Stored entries
______
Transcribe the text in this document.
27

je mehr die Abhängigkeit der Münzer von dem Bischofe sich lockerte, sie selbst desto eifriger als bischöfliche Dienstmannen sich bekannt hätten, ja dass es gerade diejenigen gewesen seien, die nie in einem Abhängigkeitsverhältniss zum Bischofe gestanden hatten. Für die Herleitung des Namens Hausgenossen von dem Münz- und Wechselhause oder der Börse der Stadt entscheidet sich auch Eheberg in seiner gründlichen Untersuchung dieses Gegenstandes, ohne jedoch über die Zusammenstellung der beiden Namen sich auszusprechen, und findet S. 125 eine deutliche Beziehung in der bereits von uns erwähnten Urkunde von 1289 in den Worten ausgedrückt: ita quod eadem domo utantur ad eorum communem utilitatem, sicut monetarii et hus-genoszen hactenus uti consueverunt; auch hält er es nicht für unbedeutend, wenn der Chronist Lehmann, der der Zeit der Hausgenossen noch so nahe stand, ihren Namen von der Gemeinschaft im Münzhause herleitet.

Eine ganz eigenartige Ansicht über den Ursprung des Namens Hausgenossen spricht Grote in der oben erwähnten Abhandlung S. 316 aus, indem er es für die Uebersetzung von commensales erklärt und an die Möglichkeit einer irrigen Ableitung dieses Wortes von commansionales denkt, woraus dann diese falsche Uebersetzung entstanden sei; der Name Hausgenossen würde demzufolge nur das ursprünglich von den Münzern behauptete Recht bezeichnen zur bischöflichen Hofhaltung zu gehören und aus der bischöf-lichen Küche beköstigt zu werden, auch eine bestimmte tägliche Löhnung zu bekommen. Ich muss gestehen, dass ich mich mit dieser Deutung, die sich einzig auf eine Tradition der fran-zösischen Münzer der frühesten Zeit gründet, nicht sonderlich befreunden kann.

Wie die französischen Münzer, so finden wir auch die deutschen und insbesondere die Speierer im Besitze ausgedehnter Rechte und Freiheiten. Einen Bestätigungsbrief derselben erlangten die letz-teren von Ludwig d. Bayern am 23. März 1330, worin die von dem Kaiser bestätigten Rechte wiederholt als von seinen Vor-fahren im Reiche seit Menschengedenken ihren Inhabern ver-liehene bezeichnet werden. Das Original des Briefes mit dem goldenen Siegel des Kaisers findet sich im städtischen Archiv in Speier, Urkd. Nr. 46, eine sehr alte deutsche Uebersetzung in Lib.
______
** STATED GOAL **
Pick out the lines that have the word "werden". Copy them all.

** FULL OUTPUT **
Eine ganz eigenartige Ansicht über den Ursprung des Namens Hausgenossen spricht Grote in der oben erwähnten Abhandlung S. 316 aus, indem er es für die Uebersetzung von commensales erklärt und an die Möglichkeit einer irrigen Ableitung dieses Wortes von commansionales denkt, woraus dann diese falsche Uebersetzung entstanden sei; der Name Hausgenossen würde demzufolge nur das ursprünglich von den Münzern behauptete Recht bezeichnen zur bischöflichen Hofhaltung zu gehören und aus der bischöf-lichen Küche beköstigt zu werden, auch eine bestimmte tägliche Löhnung zu bekommen. Ich muss gestehen, dass ich mich mit dieser Deutung, die sich einzig auf eine Tradition der fran-zösischen Münzer der frühesten Zeit gründet, nicht sonderlich befreunden kann.
Wie die französischen Münzer, so finden wir auch die deutschen und insbesondere die Speierer im Besitze ausgedehnter Rechte und Freiheiten. Einen Bestätigungsbrief derselben erlangten die letz-teren von Ludwig d. Bayern am 23. März 1330, worin die von dem Kaiser bestätigten Rechte wiederholt als von seinen Vor-fahren im Reiche seit Menschengedenken ihren Inhabern ver-liehene bezeichnet werden. Das Original des Briefes mit dem goldenen Siegel des Kaisers findet sich im städtischen Archiv in Speier, Urkd. Nr. 46, eine sehr alte deutsche Uebersetzung in Lib.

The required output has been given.